AIM:
Count every line that holds the string "Nice", then give that number alone.

Start of EXTRACTED RECORDS

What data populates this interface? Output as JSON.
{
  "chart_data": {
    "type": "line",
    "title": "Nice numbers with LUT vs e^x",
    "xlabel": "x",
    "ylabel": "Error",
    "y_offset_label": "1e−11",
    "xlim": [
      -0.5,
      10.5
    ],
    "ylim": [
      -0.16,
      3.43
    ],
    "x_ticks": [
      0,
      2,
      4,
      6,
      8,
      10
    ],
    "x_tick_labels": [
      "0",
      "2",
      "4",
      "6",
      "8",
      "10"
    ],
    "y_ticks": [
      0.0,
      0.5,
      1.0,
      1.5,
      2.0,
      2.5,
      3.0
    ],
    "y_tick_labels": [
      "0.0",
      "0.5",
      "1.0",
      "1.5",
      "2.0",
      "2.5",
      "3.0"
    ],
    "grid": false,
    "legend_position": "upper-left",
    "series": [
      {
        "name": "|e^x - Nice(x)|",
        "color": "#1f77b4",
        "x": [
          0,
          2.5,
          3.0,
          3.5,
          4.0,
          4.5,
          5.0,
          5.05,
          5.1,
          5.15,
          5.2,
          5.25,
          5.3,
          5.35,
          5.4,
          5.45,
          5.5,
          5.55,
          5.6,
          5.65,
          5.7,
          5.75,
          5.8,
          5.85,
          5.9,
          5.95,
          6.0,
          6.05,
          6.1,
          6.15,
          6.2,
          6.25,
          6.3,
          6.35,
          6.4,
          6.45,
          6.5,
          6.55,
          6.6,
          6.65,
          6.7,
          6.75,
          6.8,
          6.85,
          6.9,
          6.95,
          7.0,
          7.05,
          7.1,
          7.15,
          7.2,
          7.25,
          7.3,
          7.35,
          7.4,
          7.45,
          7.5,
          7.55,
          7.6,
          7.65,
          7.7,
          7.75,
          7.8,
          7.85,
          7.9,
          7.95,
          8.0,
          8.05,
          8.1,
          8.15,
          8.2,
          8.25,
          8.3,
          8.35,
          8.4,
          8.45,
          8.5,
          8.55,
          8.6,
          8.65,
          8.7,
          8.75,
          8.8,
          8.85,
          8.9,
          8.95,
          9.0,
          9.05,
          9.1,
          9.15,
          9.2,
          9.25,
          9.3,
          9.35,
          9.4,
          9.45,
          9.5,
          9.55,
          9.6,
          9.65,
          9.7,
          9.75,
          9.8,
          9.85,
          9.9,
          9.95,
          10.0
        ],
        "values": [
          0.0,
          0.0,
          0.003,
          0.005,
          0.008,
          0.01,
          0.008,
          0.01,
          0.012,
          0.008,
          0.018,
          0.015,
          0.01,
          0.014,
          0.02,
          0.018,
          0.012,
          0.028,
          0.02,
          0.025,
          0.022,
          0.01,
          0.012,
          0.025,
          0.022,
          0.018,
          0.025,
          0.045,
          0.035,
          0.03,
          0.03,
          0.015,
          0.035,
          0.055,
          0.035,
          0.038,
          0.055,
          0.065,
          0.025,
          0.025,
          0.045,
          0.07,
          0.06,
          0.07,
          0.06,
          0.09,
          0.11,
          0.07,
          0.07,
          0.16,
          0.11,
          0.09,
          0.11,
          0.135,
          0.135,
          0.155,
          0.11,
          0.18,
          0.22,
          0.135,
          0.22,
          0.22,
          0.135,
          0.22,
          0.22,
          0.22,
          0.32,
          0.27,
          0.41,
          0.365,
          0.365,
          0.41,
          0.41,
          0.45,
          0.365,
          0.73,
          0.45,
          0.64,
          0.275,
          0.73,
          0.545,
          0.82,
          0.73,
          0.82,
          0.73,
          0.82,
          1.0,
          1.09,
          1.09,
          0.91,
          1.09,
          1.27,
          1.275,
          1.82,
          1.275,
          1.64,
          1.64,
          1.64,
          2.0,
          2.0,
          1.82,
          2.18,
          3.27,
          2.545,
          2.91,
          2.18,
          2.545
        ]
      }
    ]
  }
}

End of EXTRACTED RECORDS

SOLUTION:
2